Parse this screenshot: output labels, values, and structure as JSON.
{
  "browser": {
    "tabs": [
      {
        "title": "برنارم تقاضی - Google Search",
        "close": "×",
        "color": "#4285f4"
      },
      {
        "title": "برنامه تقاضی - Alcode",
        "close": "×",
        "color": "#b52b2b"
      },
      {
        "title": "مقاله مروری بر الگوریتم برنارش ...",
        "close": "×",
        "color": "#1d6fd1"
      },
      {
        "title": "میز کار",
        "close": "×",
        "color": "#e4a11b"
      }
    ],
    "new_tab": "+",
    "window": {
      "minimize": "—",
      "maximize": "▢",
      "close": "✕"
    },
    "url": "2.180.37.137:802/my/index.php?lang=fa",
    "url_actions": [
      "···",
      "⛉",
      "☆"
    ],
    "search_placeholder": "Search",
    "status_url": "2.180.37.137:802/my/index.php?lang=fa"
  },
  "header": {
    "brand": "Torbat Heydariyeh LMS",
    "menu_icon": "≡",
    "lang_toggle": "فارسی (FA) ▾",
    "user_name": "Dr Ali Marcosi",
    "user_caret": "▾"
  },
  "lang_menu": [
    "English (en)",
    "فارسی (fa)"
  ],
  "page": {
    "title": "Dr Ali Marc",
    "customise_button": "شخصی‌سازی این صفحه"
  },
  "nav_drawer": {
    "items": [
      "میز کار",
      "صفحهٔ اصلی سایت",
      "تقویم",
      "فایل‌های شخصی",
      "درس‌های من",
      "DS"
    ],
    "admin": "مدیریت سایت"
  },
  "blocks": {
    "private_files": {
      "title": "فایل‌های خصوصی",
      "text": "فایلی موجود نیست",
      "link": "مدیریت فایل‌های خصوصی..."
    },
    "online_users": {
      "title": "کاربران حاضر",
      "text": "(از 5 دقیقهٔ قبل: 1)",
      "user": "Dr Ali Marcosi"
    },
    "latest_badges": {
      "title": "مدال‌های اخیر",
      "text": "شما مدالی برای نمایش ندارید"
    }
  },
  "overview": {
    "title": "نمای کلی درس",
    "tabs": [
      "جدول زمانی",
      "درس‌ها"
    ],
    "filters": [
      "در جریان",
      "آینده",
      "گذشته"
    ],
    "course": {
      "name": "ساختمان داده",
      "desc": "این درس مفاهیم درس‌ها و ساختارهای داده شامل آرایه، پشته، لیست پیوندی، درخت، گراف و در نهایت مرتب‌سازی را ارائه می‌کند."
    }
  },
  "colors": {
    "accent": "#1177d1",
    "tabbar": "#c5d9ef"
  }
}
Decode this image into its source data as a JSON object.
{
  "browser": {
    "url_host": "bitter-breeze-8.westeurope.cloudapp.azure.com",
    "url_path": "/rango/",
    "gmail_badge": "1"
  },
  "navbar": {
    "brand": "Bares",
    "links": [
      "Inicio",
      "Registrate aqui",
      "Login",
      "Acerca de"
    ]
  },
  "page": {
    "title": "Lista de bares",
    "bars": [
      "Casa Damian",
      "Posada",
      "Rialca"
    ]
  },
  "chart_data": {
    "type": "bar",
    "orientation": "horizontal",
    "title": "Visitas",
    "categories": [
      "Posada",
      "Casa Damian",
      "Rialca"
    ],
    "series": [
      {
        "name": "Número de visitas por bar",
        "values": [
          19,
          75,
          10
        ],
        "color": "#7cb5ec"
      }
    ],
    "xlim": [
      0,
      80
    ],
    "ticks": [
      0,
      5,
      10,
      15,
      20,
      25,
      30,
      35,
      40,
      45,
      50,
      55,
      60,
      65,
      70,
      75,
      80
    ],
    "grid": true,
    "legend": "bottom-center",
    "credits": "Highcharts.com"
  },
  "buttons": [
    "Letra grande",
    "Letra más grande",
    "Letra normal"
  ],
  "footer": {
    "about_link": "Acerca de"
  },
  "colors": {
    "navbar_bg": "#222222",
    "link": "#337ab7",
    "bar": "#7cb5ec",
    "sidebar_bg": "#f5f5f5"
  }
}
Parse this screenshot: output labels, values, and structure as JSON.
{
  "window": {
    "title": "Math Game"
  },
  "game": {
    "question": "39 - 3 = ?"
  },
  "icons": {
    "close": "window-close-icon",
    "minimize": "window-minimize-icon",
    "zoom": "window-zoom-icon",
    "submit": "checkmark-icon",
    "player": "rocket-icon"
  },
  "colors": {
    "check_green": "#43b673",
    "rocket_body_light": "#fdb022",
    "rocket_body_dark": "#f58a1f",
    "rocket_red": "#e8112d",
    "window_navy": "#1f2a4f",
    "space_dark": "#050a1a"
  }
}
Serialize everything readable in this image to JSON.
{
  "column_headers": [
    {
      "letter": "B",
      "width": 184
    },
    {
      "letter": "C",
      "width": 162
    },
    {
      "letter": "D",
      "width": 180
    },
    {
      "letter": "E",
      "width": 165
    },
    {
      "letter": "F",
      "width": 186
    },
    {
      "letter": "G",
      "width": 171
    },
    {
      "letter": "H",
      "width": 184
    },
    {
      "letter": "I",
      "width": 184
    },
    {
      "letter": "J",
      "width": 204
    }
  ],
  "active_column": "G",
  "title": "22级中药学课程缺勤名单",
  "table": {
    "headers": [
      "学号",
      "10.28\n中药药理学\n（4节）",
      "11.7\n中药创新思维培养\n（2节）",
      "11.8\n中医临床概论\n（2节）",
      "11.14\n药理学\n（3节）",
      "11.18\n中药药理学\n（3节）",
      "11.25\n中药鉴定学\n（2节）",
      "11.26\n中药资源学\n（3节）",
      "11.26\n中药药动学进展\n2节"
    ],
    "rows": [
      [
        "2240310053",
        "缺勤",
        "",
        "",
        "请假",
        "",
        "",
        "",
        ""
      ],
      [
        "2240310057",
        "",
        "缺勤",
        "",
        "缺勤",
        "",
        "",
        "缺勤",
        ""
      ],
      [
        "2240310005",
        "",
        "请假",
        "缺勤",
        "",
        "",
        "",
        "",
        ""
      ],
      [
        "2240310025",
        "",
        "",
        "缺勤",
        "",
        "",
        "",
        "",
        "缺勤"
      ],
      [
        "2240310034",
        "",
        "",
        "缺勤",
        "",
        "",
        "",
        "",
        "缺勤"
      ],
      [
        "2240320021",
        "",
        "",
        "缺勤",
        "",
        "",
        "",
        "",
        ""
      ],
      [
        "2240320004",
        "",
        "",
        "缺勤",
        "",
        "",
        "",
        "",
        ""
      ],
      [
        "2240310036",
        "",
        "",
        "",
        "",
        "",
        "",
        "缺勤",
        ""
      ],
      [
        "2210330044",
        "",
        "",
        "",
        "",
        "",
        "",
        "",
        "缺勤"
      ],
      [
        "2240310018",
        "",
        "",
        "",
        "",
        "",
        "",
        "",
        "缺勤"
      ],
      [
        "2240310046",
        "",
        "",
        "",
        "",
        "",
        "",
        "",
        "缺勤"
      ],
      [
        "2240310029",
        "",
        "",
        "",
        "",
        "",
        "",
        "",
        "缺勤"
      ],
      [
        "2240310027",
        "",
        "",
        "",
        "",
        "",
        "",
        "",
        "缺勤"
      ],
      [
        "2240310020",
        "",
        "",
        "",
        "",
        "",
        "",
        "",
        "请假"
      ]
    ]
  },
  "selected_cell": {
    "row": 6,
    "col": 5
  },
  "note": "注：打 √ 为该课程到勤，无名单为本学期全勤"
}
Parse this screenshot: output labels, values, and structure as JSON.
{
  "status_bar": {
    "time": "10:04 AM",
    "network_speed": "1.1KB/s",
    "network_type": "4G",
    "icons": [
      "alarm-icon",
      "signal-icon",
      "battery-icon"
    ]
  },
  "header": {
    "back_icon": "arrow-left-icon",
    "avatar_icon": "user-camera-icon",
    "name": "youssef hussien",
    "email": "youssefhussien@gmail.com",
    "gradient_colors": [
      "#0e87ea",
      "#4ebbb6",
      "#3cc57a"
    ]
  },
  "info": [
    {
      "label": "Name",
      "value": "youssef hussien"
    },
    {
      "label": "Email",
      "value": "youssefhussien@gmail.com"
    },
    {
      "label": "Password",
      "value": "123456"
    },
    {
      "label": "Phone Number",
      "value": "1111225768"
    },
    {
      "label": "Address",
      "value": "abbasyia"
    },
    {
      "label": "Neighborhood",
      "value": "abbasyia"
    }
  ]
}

:: TASK TO CARRY OUT ::
Using the material above, copy every line in which the string "سازی" occurs.

:: RESULT ::
    "customise_button": "شخصی‌سازی این صفحه"
      "desc": "این درس مفاهیم درس‌ها و ساختارهای داده شامل آرایه، پشته، لیست پیوندی، درخت، گراف و در نهایت مرتب‌سازی را ارائه می‌کند."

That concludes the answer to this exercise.